Problem: Transcribe the whole listing below without changing a word, but leave out every image.

Entries shown:
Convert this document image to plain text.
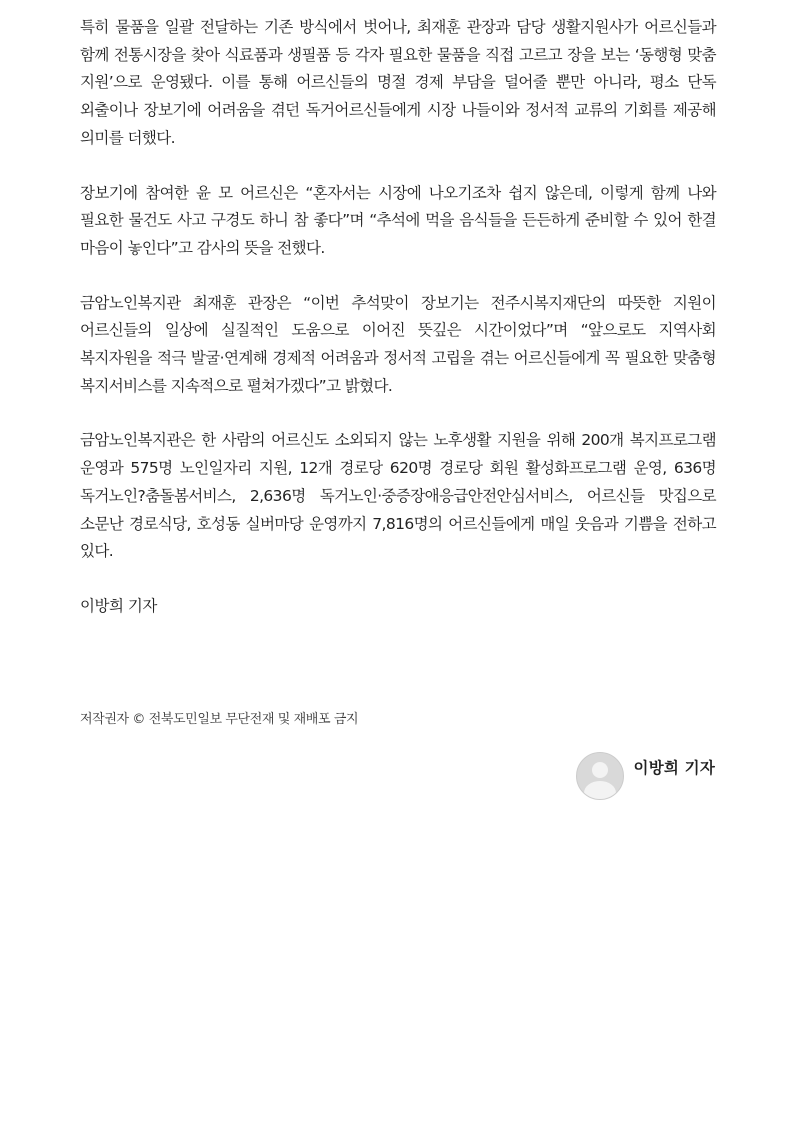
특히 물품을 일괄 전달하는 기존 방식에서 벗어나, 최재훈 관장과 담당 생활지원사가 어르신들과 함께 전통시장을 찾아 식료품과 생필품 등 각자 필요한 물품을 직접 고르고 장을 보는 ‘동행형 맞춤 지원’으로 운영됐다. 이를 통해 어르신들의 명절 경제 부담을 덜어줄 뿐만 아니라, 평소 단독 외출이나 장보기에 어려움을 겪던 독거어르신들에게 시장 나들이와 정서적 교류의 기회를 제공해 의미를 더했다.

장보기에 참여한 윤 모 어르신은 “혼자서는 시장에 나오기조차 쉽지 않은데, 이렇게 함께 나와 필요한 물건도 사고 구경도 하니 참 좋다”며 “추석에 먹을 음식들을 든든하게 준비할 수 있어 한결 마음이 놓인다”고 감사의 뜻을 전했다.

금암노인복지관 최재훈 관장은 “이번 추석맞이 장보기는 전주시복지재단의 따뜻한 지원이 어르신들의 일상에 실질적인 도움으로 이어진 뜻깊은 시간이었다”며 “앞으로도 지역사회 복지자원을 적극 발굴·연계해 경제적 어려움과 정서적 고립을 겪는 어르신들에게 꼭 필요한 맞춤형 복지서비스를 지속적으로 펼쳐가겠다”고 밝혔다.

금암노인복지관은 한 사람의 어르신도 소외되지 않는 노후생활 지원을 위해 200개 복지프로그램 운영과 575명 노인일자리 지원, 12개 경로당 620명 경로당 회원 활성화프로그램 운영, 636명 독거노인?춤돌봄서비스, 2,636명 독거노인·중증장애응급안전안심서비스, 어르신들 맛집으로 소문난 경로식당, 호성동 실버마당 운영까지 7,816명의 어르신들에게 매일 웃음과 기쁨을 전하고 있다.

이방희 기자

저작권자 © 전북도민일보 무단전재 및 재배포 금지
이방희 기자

Full response:
Convert this document image to plain text.
특히 물품을 일괄 전달하는 기존 방식에서 벗어나, 최재훈 관장과 담당 생활지원사가 어르신들과 함께 전통시장을 찾아 식료품과 생필품 등 각자 필요한 물품을 직접 고르고 장을 보는 ‘동행형 맞춤 지원’으로 운영됐다. 이를 통해 어르신들의 명절 경제 부담을 덜어줄 뿐만 아니라, 평소 단독 외출이나 장보기에 어려움을 겪던 독거어르신들에게 시장 나들이와 정서적 교류의 기회를 제공해 의미를 더했다.

장보기에 참여한 윤 모 어르신은 “혼자서는 시장에 나오기조차 쉽지 않은데, 이렇게 함께 나와 필요한 물건도 사고 구경도 하니 참 좋다”며 “추석에 먹을 음식들을 든든하게 준비할 수 있어 한결 마음이 놓인다”고 감사의 뜻을 전했다.

금암노인복지관 최재훈 관장은 “이번 추석맞이 장보기는 전주시복지재단의 따뜻한 지원이 어르신들의 일상에 실질적인 도움으로 이어진 뜻깊은 시간이었다”며 “앞으로도 지역사회 복지자원을 적극 발굴·연계해 경제적 어려움과 정서적 고립을 겪는 어르신들에게 꼭 필요한 맞춤형 복지서비스를 지속적으로 펼쳐가겠다”고 밝혔다.

금암노인복지관은 한 사람의 어르신도 소외되지 않는 노후생활 지원을 위해 200개 복지프로그램 운영과 575명 노인일자리 지원, 12개 경로당 620명 경로당 회원 활성화프로그램 운영, 636명 독거노인?춤돌봄서비스, 2,636명 독거노인·중증장애응급안전안심서비스, 어르신들 맛집으로 소문난 경로식당, 호성동 실버마당 운영까지 7,816명의 어르신들에게 매일 웃음과 기쁨을 전하고 있다.

이방희 기자

저작권자 © 전북도민일보 무단전재 및 재배포 금지
이방희 기자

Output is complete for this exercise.